__Objective a__. Translate this sentence from the text on Moldova's public procurement assessment into Spanish: "MAPS was found to be the ideal tool for such an assessment, being comprehensive, internationally recognised, and focused on providing concrete input for improving any procurement system."

__Extracted text__.
* * *

|Year of assessment: 2021|
|Procurement value: Approx. € 433,341,000 (2019)|
- The World Bank undertook a Country Procurement Assessment Report (CPAR) of Moldova in 2010. Since then there have been important developments in the Moldovan public procurement system. Chief amongst these has been the Public Procurement Law of 2015 and subsequent additions and modifications, creation of National Complaint Settlement Agency (NCSA) in 2017 as well as new responsibilities of the Public Procurement Agency.
- In addition, the Government of Moldova is currently undertaking a reform of public procurement system and aims to improve efficiency, value for money, transparency and prevent corruption in public expenditure.
- To support the government’s ambitions for the public procurement system, and given the changes to the system since 2010, a thorough assessment of the current situation was needed.
- MAPS was found to be the ideal tool for such an assessment, being comprehensive, internationally recognised, and focused on providing concrete input for improving any procurement system.

* * *

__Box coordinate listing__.
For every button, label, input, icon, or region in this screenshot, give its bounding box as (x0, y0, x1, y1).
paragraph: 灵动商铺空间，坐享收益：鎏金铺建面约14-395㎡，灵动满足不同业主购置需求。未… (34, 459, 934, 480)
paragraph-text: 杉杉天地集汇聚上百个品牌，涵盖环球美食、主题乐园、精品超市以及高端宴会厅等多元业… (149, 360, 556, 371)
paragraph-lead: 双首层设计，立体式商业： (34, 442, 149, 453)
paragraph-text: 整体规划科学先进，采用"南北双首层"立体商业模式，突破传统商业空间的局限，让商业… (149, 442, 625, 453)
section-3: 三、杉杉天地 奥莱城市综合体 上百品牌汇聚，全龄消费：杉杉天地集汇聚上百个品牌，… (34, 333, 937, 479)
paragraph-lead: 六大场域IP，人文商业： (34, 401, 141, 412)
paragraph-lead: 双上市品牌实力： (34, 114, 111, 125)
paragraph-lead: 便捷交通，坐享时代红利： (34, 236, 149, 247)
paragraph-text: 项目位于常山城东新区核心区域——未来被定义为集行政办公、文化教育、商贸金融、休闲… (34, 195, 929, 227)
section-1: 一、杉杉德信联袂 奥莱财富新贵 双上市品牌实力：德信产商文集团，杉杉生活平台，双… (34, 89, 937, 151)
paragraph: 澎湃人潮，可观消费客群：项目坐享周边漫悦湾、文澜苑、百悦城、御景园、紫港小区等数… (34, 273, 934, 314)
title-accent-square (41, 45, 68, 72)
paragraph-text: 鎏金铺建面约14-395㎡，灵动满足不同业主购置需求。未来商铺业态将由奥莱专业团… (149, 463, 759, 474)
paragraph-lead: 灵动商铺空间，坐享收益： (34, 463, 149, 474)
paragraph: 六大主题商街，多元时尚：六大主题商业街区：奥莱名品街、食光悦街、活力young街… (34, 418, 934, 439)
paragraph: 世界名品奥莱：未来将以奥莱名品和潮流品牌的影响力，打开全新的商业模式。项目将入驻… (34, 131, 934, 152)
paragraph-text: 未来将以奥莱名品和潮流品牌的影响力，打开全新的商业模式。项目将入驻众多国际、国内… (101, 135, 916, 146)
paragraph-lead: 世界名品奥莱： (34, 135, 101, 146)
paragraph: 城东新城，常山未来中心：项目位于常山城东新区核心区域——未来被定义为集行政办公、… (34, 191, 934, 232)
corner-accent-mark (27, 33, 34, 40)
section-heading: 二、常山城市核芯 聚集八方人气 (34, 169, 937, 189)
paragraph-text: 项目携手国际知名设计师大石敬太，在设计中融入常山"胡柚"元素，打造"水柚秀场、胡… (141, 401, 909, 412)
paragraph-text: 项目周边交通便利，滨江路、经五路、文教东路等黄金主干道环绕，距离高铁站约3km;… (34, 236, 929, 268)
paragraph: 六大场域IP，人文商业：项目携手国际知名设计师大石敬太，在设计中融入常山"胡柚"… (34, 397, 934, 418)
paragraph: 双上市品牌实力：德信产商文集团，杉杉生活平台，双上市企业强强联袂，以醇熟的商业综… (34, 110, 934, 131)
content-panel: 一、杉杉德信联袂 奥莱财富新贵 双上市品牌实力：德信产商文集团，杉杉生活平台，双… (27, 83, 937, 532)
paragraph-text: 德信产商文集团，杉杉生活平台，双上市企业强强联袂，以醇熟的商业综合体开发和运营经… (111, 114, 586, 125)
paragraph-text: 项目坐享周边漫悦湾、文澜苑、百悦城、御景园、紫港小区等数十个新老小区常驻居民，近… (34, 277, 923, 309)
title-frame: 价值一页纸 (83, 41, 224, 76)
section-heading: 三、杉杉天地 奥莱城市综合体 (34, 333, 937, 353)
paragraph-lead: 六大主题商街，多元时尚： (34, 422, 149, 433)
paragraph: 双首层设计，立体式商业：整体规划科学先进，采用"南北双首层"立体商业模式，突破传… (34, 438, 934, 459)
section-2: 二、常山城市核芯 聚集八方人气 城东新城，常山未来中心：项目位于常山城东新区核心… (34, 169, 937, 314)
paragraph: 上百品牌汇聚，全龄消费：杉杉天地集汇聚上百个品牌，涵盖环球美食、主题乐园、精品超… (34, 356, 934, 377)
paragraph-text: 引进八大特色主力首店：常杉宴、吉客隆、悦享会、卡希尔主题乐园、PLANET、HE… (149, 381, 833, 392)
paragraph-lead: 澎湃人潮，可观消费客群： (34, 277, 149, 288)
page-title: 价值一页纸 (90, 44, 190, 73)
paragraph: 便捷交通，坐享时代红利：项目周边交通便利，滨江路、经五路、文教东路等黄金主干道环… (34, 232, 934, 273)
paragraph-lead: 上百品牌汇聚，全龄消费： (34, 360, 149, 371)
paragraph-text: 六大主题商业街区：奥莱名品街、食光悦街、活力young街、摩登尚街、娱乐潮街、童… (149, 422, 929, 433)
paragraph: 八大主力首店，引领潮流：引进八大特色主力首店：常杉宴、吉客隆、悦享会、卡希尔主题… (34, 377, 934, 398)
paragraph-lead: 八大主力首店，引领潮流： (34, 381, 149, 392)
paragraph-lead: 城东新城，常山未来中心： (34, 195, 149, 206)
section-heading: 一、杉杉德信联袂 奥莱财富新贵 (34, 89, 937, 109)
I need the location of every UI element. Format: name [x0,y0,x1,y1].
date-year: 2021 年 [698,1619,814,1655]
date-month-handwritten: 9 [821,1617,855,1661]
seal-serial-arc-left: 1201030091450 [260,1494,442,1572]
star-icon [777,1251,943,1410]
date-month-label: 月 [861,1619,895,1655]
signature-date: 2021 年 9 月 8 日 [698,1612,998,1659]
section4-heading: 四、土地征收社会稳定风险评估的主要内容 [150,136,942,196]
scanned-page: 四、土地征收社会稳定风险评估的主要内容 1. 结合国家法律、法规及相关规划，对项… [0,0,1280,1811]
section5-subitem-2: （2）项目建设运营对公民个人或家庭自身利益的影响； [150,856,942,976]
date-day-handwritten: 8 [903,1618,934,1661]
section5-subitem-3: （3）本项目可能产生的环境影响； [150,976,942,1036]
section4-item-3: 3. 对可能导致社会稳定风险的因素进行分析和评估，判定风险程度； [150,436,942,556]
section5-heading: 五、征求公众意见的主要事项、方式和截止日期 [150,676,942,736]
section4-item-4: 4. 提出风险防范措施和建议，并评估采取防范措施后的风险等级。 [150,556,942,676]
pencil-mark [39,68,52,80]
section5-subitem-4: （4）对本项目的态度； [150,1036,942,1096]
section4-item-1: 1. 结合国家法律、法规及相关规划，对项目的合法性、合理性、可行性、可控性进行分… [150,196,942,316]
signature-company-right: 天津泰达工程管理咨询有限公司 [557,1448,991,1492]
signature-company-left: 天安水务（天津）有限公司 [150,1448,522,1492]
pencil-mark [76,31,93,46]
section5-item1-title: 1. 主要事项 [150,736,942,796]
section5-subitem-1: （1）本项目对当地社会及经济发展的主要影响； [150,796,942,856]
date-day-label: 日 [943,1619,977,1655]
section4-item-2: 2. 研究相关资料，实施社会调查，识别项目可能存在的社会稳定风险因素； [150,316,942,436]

* * *

__Objective b__. Print the box coordinate listing from its first line up to and including the line with "paragraph-lead: 便捷交通，坐享时代红利： (34, 236, 149, 247)", with no changes.

__Problem solution a__. Se consideró que MAPS era la herramienta ideal para una evaluación de este tipo, por ser exhaustiva, reconocida internacionalmente y orientada a aportar aportes concretos para mejorar cualquier sistema de contratación pública.

__Problem solution b__.
For every button, label, input, icon, or region in this screenshot, give its bounding box as (x0, y0, x1, y1).
paragraph: 灵动商铺空间，坐享收益：鎏金铺建面约14-395㎡，灵动满足不同业主购置需求。未… (34, 459, 934, 480)
paragraph-text: 杉杉天地集汇聚上百个品牌，涵盖环球美食、主题乐园、精品超市以及高端宴会厅等多元业… (149, 360, 556, 371)
paragraph-lead: 双首层设计，立体式商业： (34, 442, 149, 453)
paragraph-text: 整体规划科学先进，采用"南北双首层"立体商业模式，突破传统商业空间的局限，让商业… (149, 442, 625, 453)
section-3: 三、杉杉天地 奥莱城市综合体 上百品牌汇聚，全龄消费：杉杉天地集汇聚上百个品牌，… (34, 333, 937, 479)
paragraph-lead: 六大场域IP，人文商业： (34, 401, 141, 412)
paragraph-lead: 双上市品牌实力： (34, 114, 111, 125)
paragraph-lead: 便捷交通，坐享时代红利： (34, 236, 149, 247)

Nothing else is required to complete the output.